*BRIEF*
Pictures do not belong in the copy; restate the records below word for word.

*RECORDS FOR THE TASK*
═══

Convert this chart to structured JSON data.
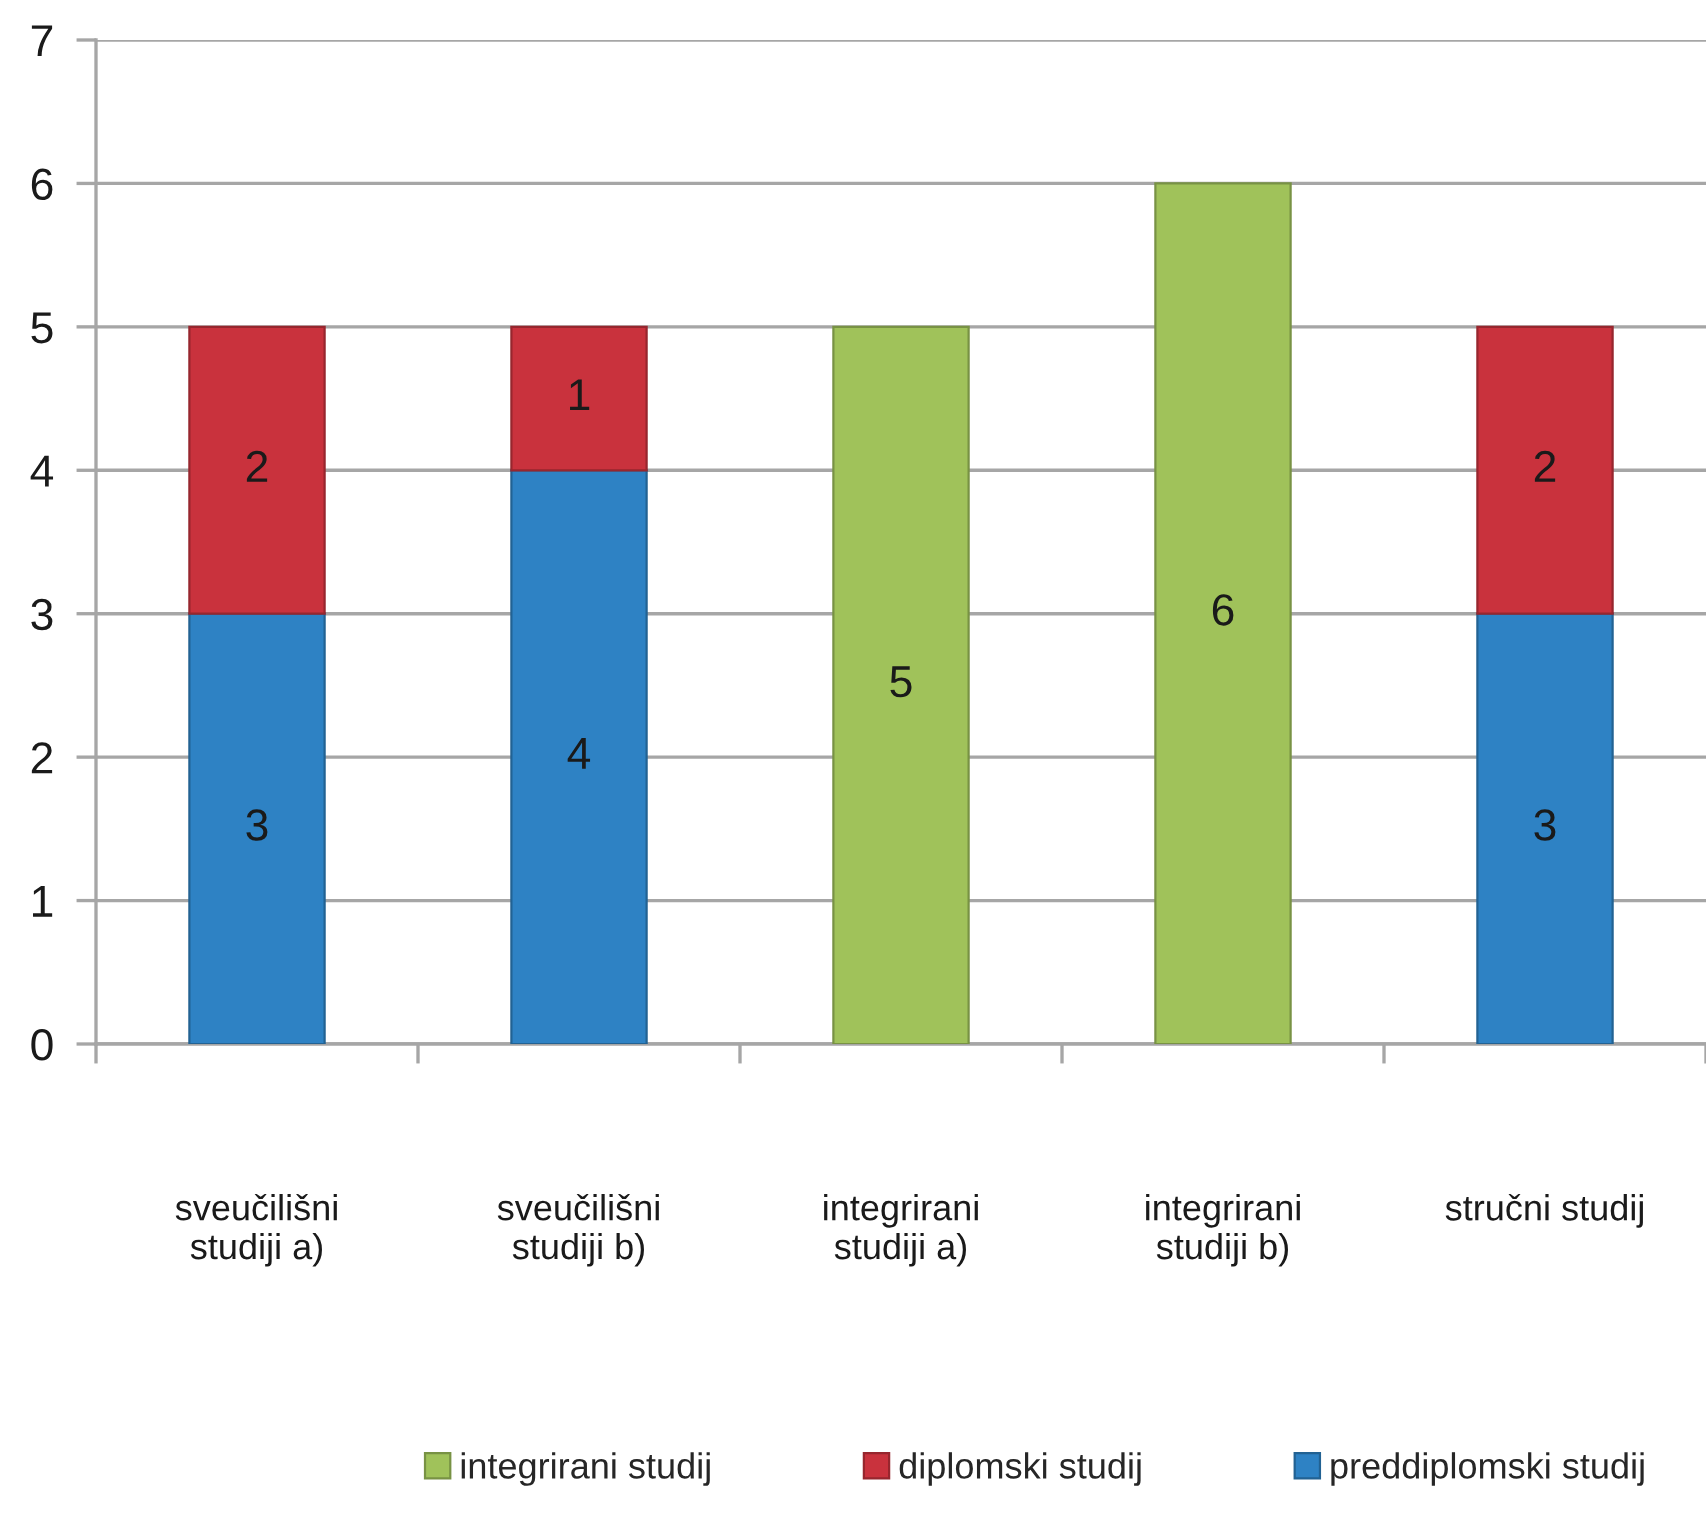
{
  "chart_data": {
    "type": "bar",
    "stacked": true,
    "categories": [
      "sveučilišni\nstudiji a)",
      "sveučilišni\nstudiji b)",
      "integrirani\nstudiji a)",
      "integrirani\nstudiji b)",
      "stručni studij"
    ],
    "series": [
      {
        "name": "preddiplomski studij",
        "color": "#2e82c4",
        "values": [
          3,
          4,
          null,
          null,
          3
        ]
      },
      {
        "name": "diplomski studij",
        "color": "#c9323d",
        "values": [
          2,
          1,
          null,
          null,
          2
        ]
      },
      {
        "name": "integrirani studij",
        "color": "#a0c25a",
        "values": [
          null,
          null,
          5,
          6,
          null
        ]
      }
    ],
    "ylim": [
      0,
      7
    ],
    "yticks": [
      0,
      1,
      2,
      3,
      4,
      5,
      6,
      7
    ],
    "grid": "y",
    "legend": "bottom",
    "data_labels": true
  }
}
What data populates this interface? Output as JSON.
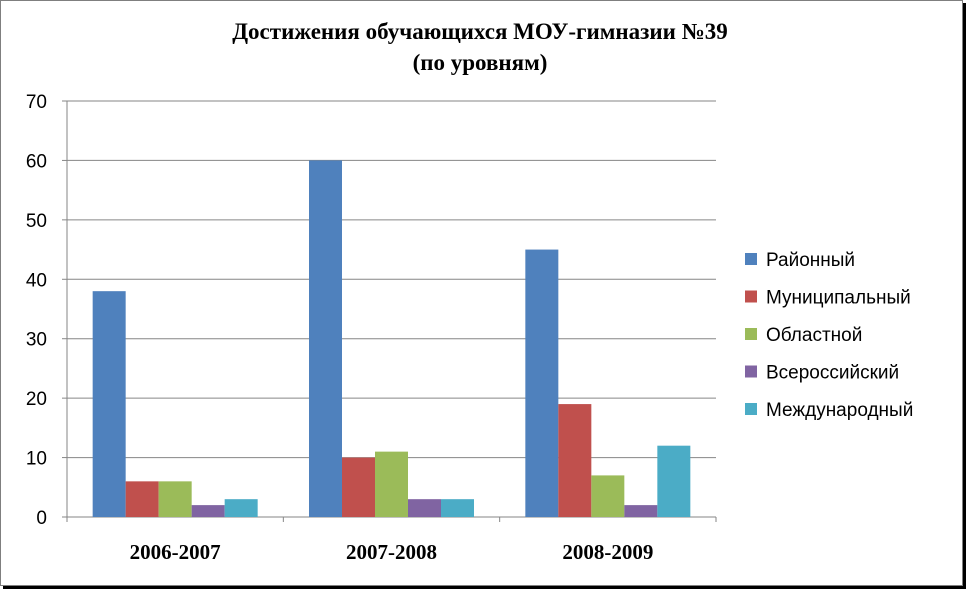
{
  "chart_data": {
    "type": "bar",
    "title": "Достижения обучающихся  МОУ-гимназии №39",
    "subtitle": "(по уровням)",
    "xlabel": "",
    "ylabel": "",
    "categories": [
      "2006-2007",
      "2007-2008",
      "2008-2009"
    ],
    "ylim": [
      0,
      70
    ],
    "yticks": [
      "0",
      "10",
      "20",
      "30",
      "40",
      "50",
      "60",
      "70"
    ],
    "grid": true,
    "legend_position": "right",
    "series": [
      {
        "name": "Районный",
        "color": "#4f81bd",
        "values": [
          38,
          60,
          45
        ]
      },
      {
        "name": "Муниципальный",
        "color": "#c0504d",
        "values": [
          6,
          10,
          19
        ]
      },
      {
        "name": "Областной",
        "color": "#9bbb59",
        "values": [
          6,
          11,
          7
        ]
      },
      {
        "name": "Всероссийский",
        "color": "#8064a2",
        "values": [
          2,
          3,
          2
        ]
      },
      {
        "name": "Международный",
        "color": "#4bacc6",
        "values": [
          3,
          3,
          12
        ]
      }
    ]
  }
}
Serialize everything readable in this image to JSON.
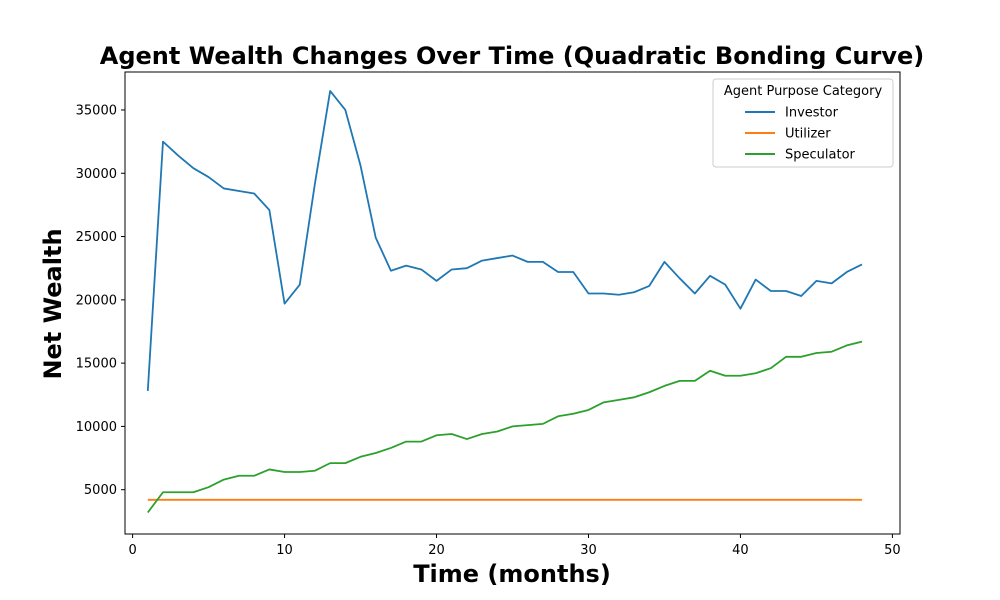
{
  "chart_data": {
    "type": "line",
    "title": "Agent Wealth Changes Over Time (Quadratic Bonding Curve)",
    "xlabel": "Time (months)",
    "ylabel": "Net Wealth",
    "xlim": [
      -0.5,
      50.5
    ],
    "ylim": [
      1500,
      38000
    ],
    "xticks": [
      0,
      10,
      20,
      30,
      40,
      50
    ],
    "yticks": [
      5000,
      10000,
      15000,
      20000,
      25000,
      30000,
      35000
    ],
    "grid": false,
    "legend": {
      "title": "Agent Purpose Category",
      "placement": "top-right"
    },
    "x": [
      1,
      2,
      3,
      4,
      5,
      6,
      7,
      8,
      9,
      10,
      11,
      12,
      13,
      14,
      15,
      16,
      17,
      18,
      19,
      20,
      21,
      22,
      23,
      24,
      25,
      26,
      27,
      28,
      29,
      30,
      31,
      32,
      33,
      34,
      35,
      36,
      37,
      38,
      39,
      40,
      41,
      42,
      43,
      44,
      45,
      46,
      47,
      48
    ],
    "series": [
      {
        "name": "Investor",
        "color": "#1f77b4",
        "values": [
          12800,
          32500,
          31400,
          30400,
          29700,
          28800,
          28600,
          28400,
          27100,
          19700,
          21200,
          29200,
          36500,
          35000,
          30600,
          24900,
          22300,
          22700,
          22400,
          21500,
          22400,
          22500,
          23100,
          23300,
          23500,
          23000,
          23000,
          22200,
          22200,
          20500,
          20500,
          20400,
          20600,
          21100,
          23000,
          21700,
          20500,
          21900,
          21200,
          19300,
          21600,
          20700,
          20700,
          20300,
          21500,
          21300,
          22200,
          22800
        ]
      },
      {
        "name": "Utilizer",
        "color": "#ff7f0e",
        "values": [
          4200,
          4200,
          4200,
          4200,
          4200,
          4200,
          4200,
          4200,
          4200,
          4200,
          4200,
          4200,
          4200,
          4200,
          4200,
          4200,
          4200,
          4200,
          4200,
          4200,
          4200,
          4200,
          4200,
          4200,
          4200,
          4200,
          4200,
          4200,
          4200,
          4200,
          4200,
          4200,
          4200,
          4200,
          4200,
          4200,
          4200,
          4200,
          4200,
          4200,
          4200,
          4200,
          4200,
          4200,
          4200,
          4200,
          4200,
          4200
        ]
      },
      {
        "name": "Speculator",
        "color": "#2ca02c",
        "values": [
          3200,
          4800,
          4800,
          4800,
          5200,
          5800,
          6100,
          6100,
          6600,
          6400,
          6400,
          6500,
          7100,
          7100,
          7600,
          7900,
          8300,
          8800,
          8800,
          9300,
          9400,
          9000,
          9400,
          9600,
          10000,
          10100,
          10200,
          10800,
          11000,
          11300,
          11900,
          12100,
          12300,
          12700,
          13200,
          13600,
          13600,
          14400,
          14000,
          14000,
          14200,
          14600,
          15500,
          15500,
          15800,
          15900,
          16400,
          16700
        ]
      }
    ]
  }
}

═══

*EXPECTED ANSWER*
Convert this chart to structured JSON data.
{
  "chart_data": {
    "type": "bar",
    "stacked": true,
    "categories": [
      "sveučilišni\nstudiji a)",
      "sveučilišni\nstudiji b)",
      "integrirani\nstudiji a)",
      "integrirani\nstudiji b)",
      "stručni studij"
    ],
    "series": [
      {
        "name": "preddiplomski studij",
        "color": "#2e82c4",
        "values": [
          3,
          4,
          null,
          null,
          3
        ]
      },
      {
        "name": "diplomski studij",
        "color": "#c9323d",
        "values": [
          2,
          1,
          null,
          null,
          2
        ]
      },
      {
        "name": "integrirani studij",
        "color": "#a0c25a",
        "values": [
          null,
          null,
          5,
          6,
          null
        ]
      }
    ],
    "ylim": [
      0,
      7
    ],
    "yticks": [
      0,
      1,
      2,
      3,
      4,
      5,
      6,
      7
    ],
    "grid": "y",
    "legend": "bottom",
    "data_labels": true
  }
}
What data populates this interface? Output as JSON.
{
  "chart_data": {
    "type": "bar",
    "title": "Достижения обучающихся  МОУ-гимназии №39",
    "subtitle": "(по уровням)",
    "xlabel": "",
    "ylabel": "",
    "categories": [
      "2006-2007",
      "2007-2008",
      "2008-2009"
    ],
    "ylim": [
      0,
      70
    ],
    "yticks": [
      "0",
      "10",
      "20",
      "30",
      "40",
      "50",
      "60",
      "70"
    ],
    "grid": true,
    "legend_position": "right",
    "series": [
      {
        "name": "Районный",
        "color": "#4f81bd",
        "values": [
          38,
          60,
          45
        ]
      },
      {
        "name": "Муниципальный",
        "color": "#c0504d",
        "values": [
          6,
          10,
          19
        ]
      },
      {
        "name": "Областной",
        "color": "#9bbb59",
        "values": [
          6,
          11,
          7
        ]
      },
      {
        "name": "Всероссийский",
        "color": "#8064a2",
        "values": [
          2,
          3,
          2
        ]
      },
      {
        "name": "Международный",
        "color": "#4bacc6",
        "values": [
          3,
          3,
          12
        ]
      }
    ]
  }
}
Serialize everything readable in this image to JSON.
{
  "chart_data": {
    "type": "line",
    "title": "Agent Wealth Changes Over Time (Quadratic Bonding Curve)",
    "xlabel": "Time (months)",
    "ylabel": "Net Wealth",
    "xlim": [
      -0.5,
      50.5
    ],
    "ylim": [
      1500,
      38000
    ],
    "xticks": [
      0,
      10,
      20,
      30,
      40,
      50
    ],
    "yticks": [
      5000,
      10000,
      15000,
      20000,
      25000,
      30000,
      35000
    ],
    "grid": false,
    "legend": {
      "title": "Agent Purpose Category",
      "placement": "top-right"
    },
    "x": [
      1,
      2,
      3,
      4,
      5,
      6,
      7,
      8,
      9,
      10,
      11,
      12,
      13,
      14,
      15,
      16,
      17,
      18,
      19,
      20,
      21,
      22,
      23,
      24,
      25,
      26,
      27,
      28,
      29,
      30,
      31,
      32,
      33,
      34,
      35,
      36,
      37,
      38,
      39,
      40,
      41,
      42,
      43,
      44,
      45,
      46,
      47,
      48
    ],
    "series": [
      {
        "name": "Investor",
        "color": "#1f77b4",
        "values": [
          12800,
          32500,
          31400,
          30400,
          29700,
          28800,
          28600,
          28400,
          27100,
          19700,
          21200,
          29200,
          36500,
          35000,
          30600,
          24900,
          22300,
          22700,
          22400,
          21500,
          22400,
          22500,
          23100,
          23300,
          23500,
          23000,
          23000,
          22200,
          22200,
          20500,
          20500,
          20400,
          20600,
          21100,
          23000,
          21700,
          20500,
          21900,
          21200,
          19300,
          21600,
          20700,
          20700,
          20300,
          21500,
          21300,
          22200,
          22800
        ]
      },
      {
        "name": "Utilizer",
        "color": "#ff7f0e",
        "values": [
          4200,
          4200,
          4200,
          4200,
          4200,
          4200,
          4200,
          4200,
          4200,
          4200,
          4200,
          4200,
          4200,
          4200,
          4200,
          4200,
          4200,
          4200,
          4200,
          4200,
          4200,
          4200,
          4200,
          4200,
          4200,
          4200,
          4200,
          4200,
          4200,
          4200,
          4200,
          4200,
          4200,
          4200,
          4200,
          4200,
          4200,
          4200,
          4200,
          4200,
          4200,
          4200,
          4200,
          4200,
          4200,
          4200,
          4200,
          4200
        ]
      },
      {
        "name": "Speculator",
        "color": "#2ca02c",
        "values": [
          3200,
          4800,
          4800,
          4800,
          5200,
          5800,
          6100,
          6100,
          6600,
          6400,
          6400,
          6500,
          7100,
          7100,
          7600,
          7900,
          8300,
          8800,
          8800,
          9300,
          9400,
          9000,
          9400,
          9600,
          10000,
          10100,
          10200,
          10800,
          11000,
          11300,
          11900,
          12100,
          12300,
          12700,
          13200,
          13600,
          13600,
          14400,
          14000,
          14000,
          14200,
          14600,
          15500,
          15500,
          15800,
          15900,
          16400,
          16700
        ]
      }
    ]
  }
}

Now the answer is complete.